What you are asked to do =>
Copy every line of the items below without any changes, but leave out the pictures.

Recorded information =>
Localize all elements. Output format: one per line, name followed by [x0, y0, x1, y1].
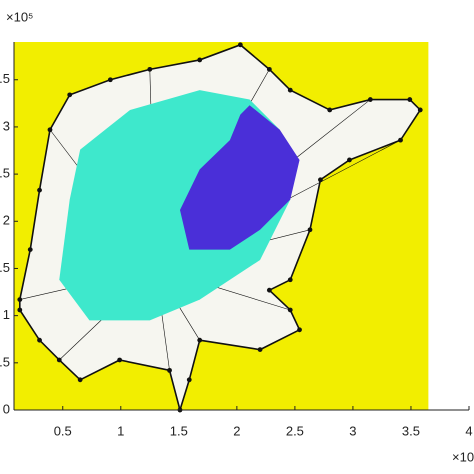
mesh-node: [237, 42, 243, 48]
y-tick-label: 1.5: [0, 260, 10, 275]
mesh-node: [117, 357, 123, 363]
mesh-node: [37, 337, 42, 343]
mesh-node: [257, 347, 263, 353]
x-tick-label: 1.5: [170, 423, 188, 438]
mesh-node: [266, 287, 272, 293]
mesh-node: [197, 57, 203, 63]
x-tick-label: 0.5: [54, 423, 72, 438]
mesh-node: [77, 377, 83, 383]
mesh-node: [27, 247, 33, 252]
y-tick-label: 2: [3, 213, 10, 228]
mesh-node: [318, 177, 323, 183]
x-tick-label: 1: [117, 423, 124, 438]
y-tick-label: 3.5: [0, 71, 10, 86]
mesh-node: [67, 92, 73, 98]
y-exponent: ×10⁵: [6, 9, 33, 24]
mesh-node: [297, 327, 302, 333]
mesh-node: [107, 77, 113, 83]
x-tick-label: 2.5: [286, 423, 304, 438]
y-tick-label: 1: [3, 307, 10, 322]
x-tick-label: 3: [349, 423, 356, 438]
mesh-node: [327, 107, 333, 113]
x-exponent: ×10⁵: [452, 449, 474, 464]
mesh-node: [17, 307, 23, 313]
x-tick-label: 3.5: [402, 423, 420, 438]
y-tick-label: 2.5: [0, 166, 10, 181]
mesh-node: [197, 337, 203, 343]
mesh-node: [407, 97, 413, 102]
y-tick-label: 3: [3, 118, 10, 133]
mesh-node: [347, 157, 352, 163]
mesh-node: [47, 127, 53, 133]
x-tick-label: 4: [465, 423, 472, 438]
mesh-node: [287, 87, 293, 93]
x-tick-label: 2: [233, 423, 240, 438]
y-tick-label: 0.5: [0, 354, 10, 369]
mesh-node: [417, 107, 423, 113]
mesh-node: [186, 377, 192, 383]
mesh-node: [37, 187, 42, 193]
mesh-node: [287, 277, 293, 283]
y-tick-label: 0: [3, 401, 10, 416]
mesh-node: [167, 367, 172, 373]
region: [179, 105, 300, 250]
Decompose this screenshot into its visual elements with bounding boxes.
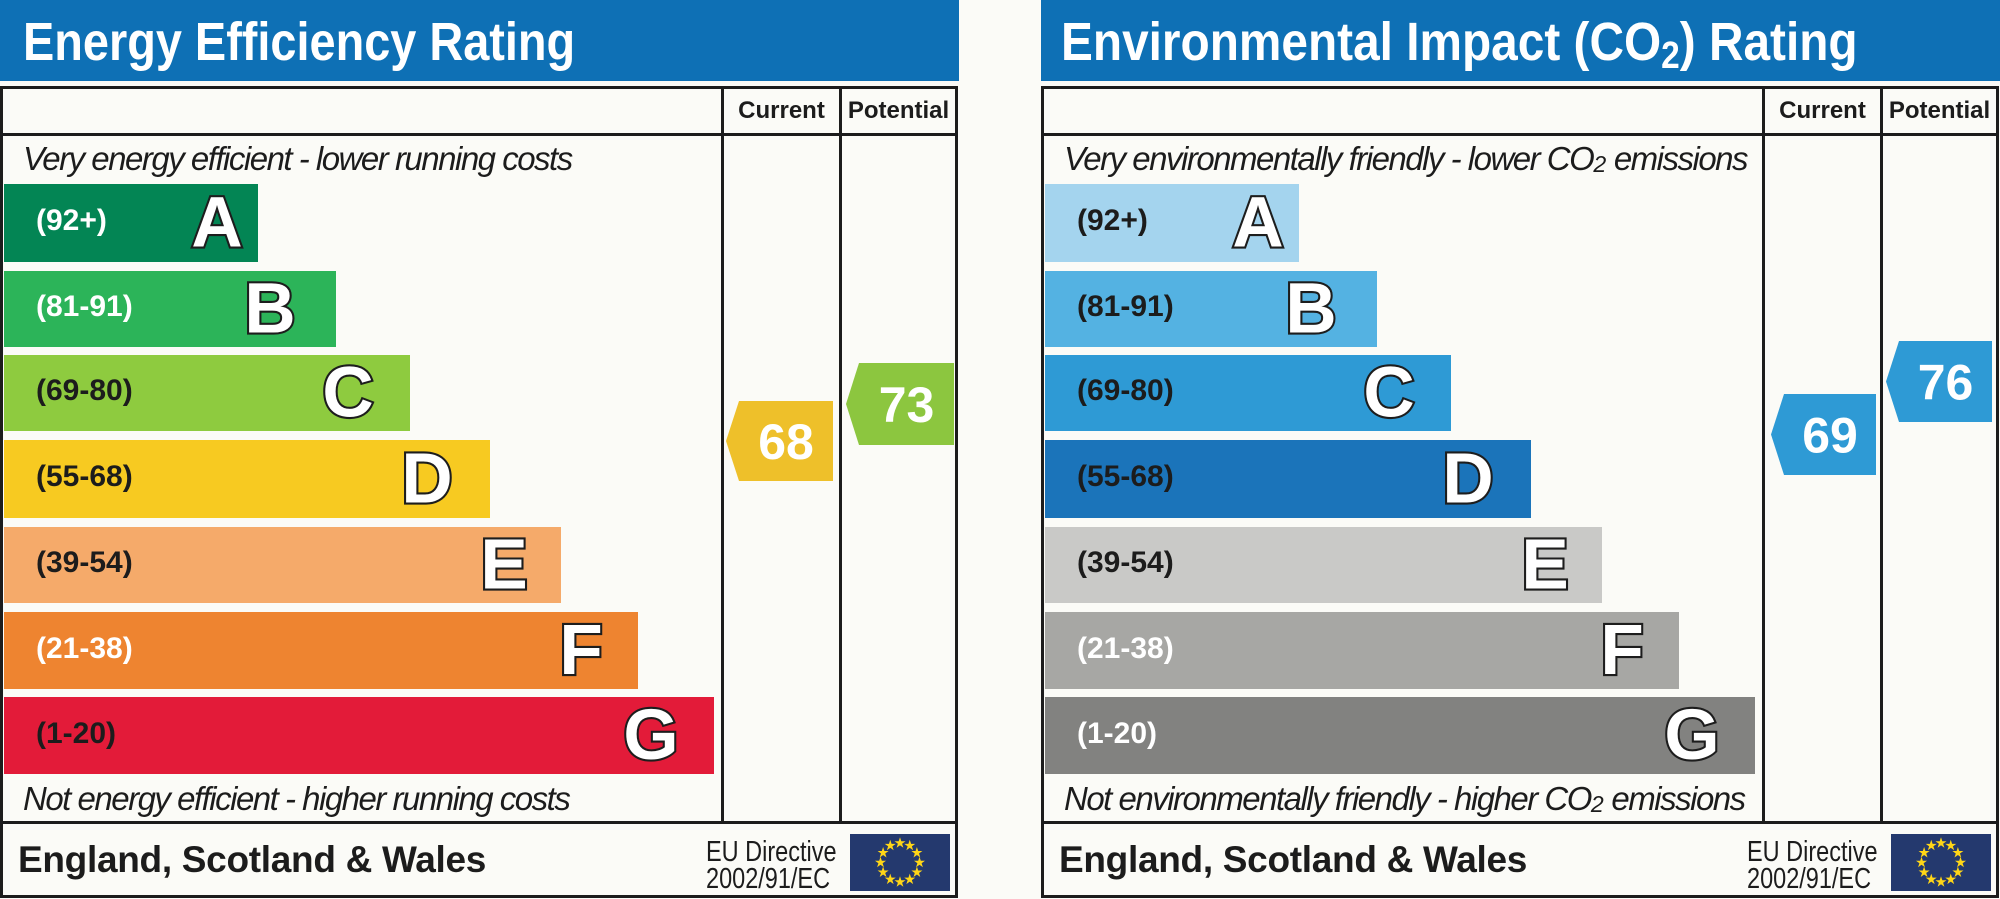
svg-text:A: A bbox=[191, 184, 242, 263]
svg-text:73: 73 bbox=[879, 377, 935, 433]
svg-text:B: B bbox=[1285, 270, 1336, 349]
svg-text:69: 69 bbox=[1802, 408, 1858, 464]
svg-text:D: D bbox=[401, 440, 452, 519]
svg-text:G: G bbox=[1664, 696, 1719, 775]
svg-text:D: D bbox=[1442, 440, 1493, 519]
svg-text:F: F bbox=[559, 611, 602, 690]
svg-text:A: A bbox=[1232, 184, 1283, 263]
svg-text:B: B bbox=[244, 270, 295, 349]
svg-text:76: 76 bbox=[1918, 355, 1974, 411]
svg-text:E: E bbox=[1521, 526, 1568, 605]
svg-text:68: 68 bbox=[758, 414, 814, 470]
svg-text:G: G bbox=[623, 696, 678, 775]
svg-text:C: C bbox=[322, 354, 373, 433]
svg-text:E: E bbox=[480, 526, 527, 605]
svg-text:F: F bbox=[1600, 611, 1643, 690]
svg-text:C: C bbox=[1363, 354, 1414, 433]
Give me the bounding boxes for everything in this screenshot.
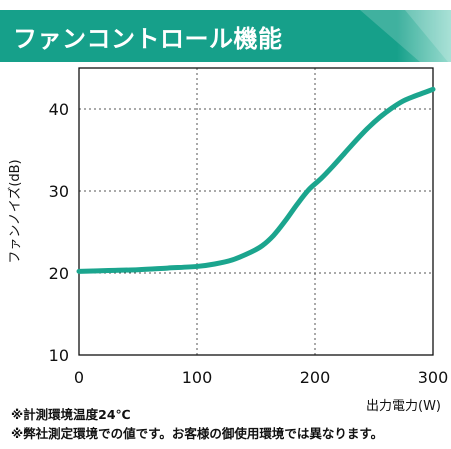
series-layer bbox=[76, 86, 436, 274]
x-tick-label-1: 100 bbox=[182, 368, 213, 387]
header-banner: ファンコントロール機能 bbox=[0, 10, 451, 62]
note-disclaimer: ※弊社測定環境での値です。お客様の御使用環境では異なります。 bbox=[11, 426, 384, 441]
y-tick-label-3: 40 bbox=[49, 100, 69, 119]
x-tick-label-3: 300 bbox=[418, 368, 449, 387]
series-line-0 bbox=[76, 86, 436, 274]
note-measurement-temperature: ※計測環境温度24℃ bbox=[11, 407, 131, 422]
header-title: ファンコントロール機能 bbox=[13, 25, 283, 53]
y-axis-label: ファンノイズ(dB) bbox=[7, 159, 23, 263]
tick-labels: 0 100 200 300 10 20 30 40 bbox=[49, 100, 449, 387]
x-tick-label-0: 0 bbox=[74, 368, 84, 387]
y-tick-label-2: 30 bbox=[49, 182, 69, 201]
grid bbox=[79, 68, 433, 355]
y-tick-label-0: 10 bbox=[49, 346, 69, 365]
x-tick-label-2: 200 bbox=[300, 368, 331, 387]
plot-frame bbox=[78, 67, 434, 356]
header-band bbox=[0, 10, 451, 62]
x-axis-label: 出力電力(W) bbox=[366, 399, 441, 414]
y-tick-label-1: 20 bbox=[49, 264, 69, 283]
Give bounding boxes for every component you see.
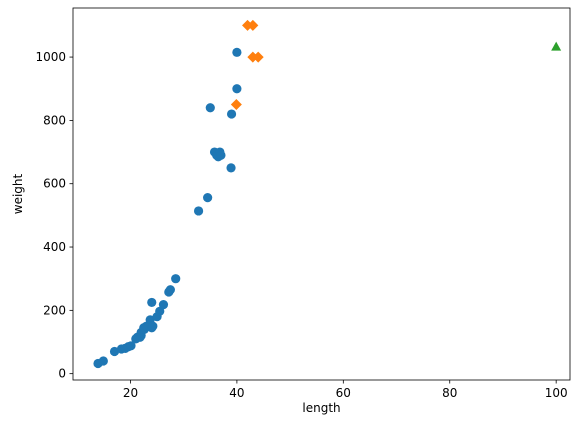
x-tick-label: 20 bbox=[123, 386, 138, 400]
data-point-circle bbox=[147, 297, 157, 308]
x-axis-label: length bbox=[302, 401, 340, 415]
data-point-circle bbox=[171, 274, 181, 284]
data-point-circle bbox=[193, 206, 204, 216]
x-tick-label: 40 bbox=[229, 386, 244, 400]
y-tick-label: 400 bbox=[43, 240, 66, 254]
x-tick-label: 60 bbox=[336, 386, 351, 400]
data-point-circle bbox=[109, 346, 120, 357]
y-tick-label: 600 bbox=[43, 177, 66, 191]
x-tick-label: 80 bbox=[442, 386, 457, 400]
data-point-circle bbox=[232, 47, 242, 57]
y-tick-label: 200 bbox=[43, 303, 66, 317]
plot-frame bbox=[72, 7, 571, 381]
data-point-circle bbox=[126, 341, 136, 351]
data-point-circle bbox=[216, 150, 226, 160]
y-tick-label: 800 bbox=[43, 113, 66, 127]
data-point-circle bbox=[205, 103, 215, 113]
data-point-diamond bbox=[252, 51, 264, 63]
data-point-circle bbox=[226, 109, 237, 119]
data-point-circle bbox=[165, 285, 175, 295]
data-point-circle bbox=[232, 84, 242, 94]
x-tick-label: 100 bbox=[545, 386, 568, 400]
data-point-circle bbox=[158, 300, 169, 310]
y-tick-label: 1000 bbox=[35, 50, 66, 64]
x-axis-ticks: 20 40 60 80 100 bbox=[123, 380, 568, 400]
y-tick-label: 0 bbox=[58, 367, 66, 381]
data-point-diamond bbox=[230, 99, 242, 111]
data-point-circle bbox=[148, 321, 158, 331]
y-axis-ticks: 0 200 400 600 800 1000 bbox=[35, 50, 73, 381]
data-point-diamond bbox=[247, 19, 259, 31]
y-axis-label: weight bbox=[11, 173, 25, 214]
data-point-triangle bbox=[551, 41, 562, 51]
data-point-circle bbox=[203, 193, 213, 203]
data-point-circle bbox=[226, 163, 236, 173]
plot-marks bbox=[93, 19, 562, 369]
data-point-circle bbox=[98, 356, 108, 366]
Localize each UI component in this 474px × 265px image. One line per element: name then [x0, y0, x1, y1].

Response to this exercise =>
Localize all elements. Output format: one per line, name followed by [x0, y0, x1, y1].
mesh-node: [237, 42, 243, 48]
y-tick-label: 1.5: [0, 260, 10, 275]
mesh-node: [117, 357, 123, 363]
mesh-node: [37, 337, 42, 343]
mesh-node: [257, 347, 263, 353]
x-tick-label: 1.5: [170, 423, 188, 438]
mesh-node: [266, 287, 272, 293]
mesh-node: [197, 57, 203, 63]
x-tick-label: 0.5: [54, 423, 72, 438]
mesh-node: [77, 377, 83, 383]
mesh-node: [27, 247, 33, 252]
y-tick-label: 2: [3, 213, 10, 228]
mesh-node: [318, 177, 323, 183]
x-tick-label: 1: [117, 423, 124, 438]
y-tick-label: 3.5: [0, 71, 10, 86]
mesh-node: [67, 92, 73, 98]
y-exponent: ×10⁵: [6, 9, 33, 24]
mesh-node: [297, 327, 302, 333]
mesh-node: [107, 77, 113, 83]
x-tick-label: 2.5: [286, 423, 304, 438]
y-tick-label: 1: [3, 307, 10, 322]
x-tick-label: 3: [349, 423, 356, 438]
mesh-node: [327, 107, 333, 113]
x-exponent: ×10⁵: [452, 449, 474, 464]
mesh-node: [17, 307, 23, 313]
x-tick-label: 3.5: [402, 423, 420, 438]
y-tick-label: 2.5: [0, 166, 10, 181]
mesh-node: [197, 337, 203, 343]
mesh-node: [407, 97, 413, 102]
y-tick-label: 3: [3, 118, 10, 133]
mesh-node: [347, 157, 352, 163]
mesh-node: [47, 127, 53, 133]
x-tick-label: 4: [465, 423, 472, 438]
mesh-node: [287, 87, 293, 93]
x-tick-label: 2: [233, 423, 240, 438]
y-tick-label: 0.5: [0, 354, 10, 369]
mesh-node: [417, 107, 423, 113]
mesh-node: [186, 377, 192, 383]
mesh-node: [37, 187, 42, 193]
mesh-node: [287, 277, 293, 283]
y-tick-label: 0: [3, 401, 10, 416]
mesh-node: [167, 367, 172, 373]
region: [179, 105, 300, 250]
Decompose this screenshot into its visual elements with bounding boxes.
svg-text:A: A bbox=[191, 184, 242, 263]
svg-text:73: 73 bbox=[879, 377, 935, 433]
svg-text:B: B bbox=[1285, 270, 1336, 349]
svg-text:69: 69 bbox=[1802, 408, 1858, 464]
svg-text:D: D bbox=[401, 440, 452, 519]
svg-text:G: G bbox=[1664, 696, 1719, 775]
svg-text:D: D bbox=[1442, 440, 1493, 519]
svg-text:F: F bbox=[559, 611, 602, 690]
svg-text:A: A bbox=[1232, 184, 1283, 263]
svg-text:B: B bbox=[244, 270, 295, 349]
svg-text:76: 76 bbox=[1918, 355, 1974, 411]
svg-text:E: E bbox=[1521, 526, 1568, 605]
svg-text:68: 68 bbox=[758, 414, 814, 470]
svg-text:G: G bbox=[623, 696, 678, 775]
svg-text:C: C bbox=[322, 354, 373, 433]
svg-text:E: E bbox=[480, 526, 527, 605]
svg-text:F: F bbox=[1600, 611, 1643, 690]
svg-text:C: C bbox=[1363, 354, 1414, 433]
Give me the bounding boxes for everything in this screenshot.
series-layer bbox=[76, 86, 436, 274]
x-tick-label-1: 100 bbox=[182, 368, 213, 387]
header-banner: ファンコントロール機能 bbox=[0, 10, 451, 62]
note-disclaimer: ※弊社測定環境での値です。お客様の御使用環境では異なります。 bbox=[11, 426, 384, 441]
y-tick-label-3: 40 bbox=[49, 100, 69, 119]
x-tick-label-3: 300 bbox=[418, 368, 449, 387]
series-line-0 bbox=[76, 86, 436, 274]
note-measurement-temperature: ※計測環境温度24℃ bbox=[11, 407, 131, 422]
header-title: ファンコントロール機能 bbox=[13, 25, 283, 53]
y-axis-label: ファンノイズ(dB) bbox=[7, 159, 23, 263]
tick-labels: 0 100 200 300 10 20 30 40 bbox=[49, 100, 449, 387]
x-tick-label-0: 0 bbox=[74, 368, 84, 387]
y-tick-label-2: 30 bbox=[49, 182, 69, 201]
grid bbox=[79, 68, 433, 355]
y-tick-label-0: 10 bbox=[49, 346, 69, 365]
x-tick-label-2: 200 bbox=[300, 368, 331, 387]
plot-frame bbox=[78, 67, 434, 356]
header-band bbox=[0, 10, 451, 62]
x-axis-label: 出力電力(W) bbox=[366, 399, 441, 414]
y-tick-label-1: 20 bbox=[49, 264, 69, 283]
Give bounding boxes for every component you see.
x-tick-label: 20 bbox=[123, 386, 138, 400]
data-point-circle bbox=[147, 297, 157, 308]
x-axis-label: length bbox=[302, 401, 340, 415]
data-point-circle bbox=[171, 274, 181, 284]
data-point-circle bbox=[193, 206, 204, 216]
x-tick-label: 40 bbox=[229, 386, 244, 400]
y-tick-label: 400 bbox=[43, 240, 66, 254]
x-tick-label: 60 bbox=[336, 386, 351, 400]
data-point-circle bbox=[109, 346, 120, 357]
y-tick-label: 600 bbox=[43, 177, 66, 191]
x-tick-label: 80 bbox=[442, 386, 457, 400]
data-point-circle bbox=[232, 47, 242, 57]
y-tick-label: 200 bbox=[43, 303, 66, 317]
plot-frame bbox=[72, 7, 571, 381]
data-point-circle bbox=[126, 341, 136, 351]
data-point-circle bbox=[216, 150, 226, 160]
y-tick-label: 800 bbox=[43, 113, 66, 127]
data-point-circle bbox=[205, 103, 215, 113]
data-point-diamond bbox=[252, 51, 264, 63]
data-point-circle bbox=[226, 109, 237, 119]
data-point-circle bbox=[165, 285, 175, 295]
data-point-circle bbox=[232, 84, 242, 94]
x-tick-label: 100 bbox=[545, 386, 568, 400]
data-point-circle bbox=[158, 300, 169, 310]
y-tick-label: 1000 bbox=[35, 50, 66, 64]
x-axis-ticks: 20 40 60 80 100 bbox=[123, 380, 568, 400]
y-tick-label: 0 bbox=[58, 367, 66, 381]
data-point-diamond bbox=[230, 99, 242, 111]
data-point-circle bbox=[148, 321, 158, 331]
y-axis-ticks: 0 200 400 600 800 1000 bbox=[35, 50, 73, 381]
data-point-diamond bbox=[247, 19, 259, 31]
y-axis-label: weight bbox=[11, 173, 25, 214]
data-point-triangle bbox=[551, 41, 562, 51]
data-point-circle bbox=[203, 193, 213, 203]
data-point-circle bbox=[226, 163, 236, 173]
plot-marks bbox=[93, 19, 562, 369]
data-point-circle bbox=[98, 356, 108, 366]
Localize each UI component in this 474px × 265px image. One line per element: name then [x0, y0, x1, y1].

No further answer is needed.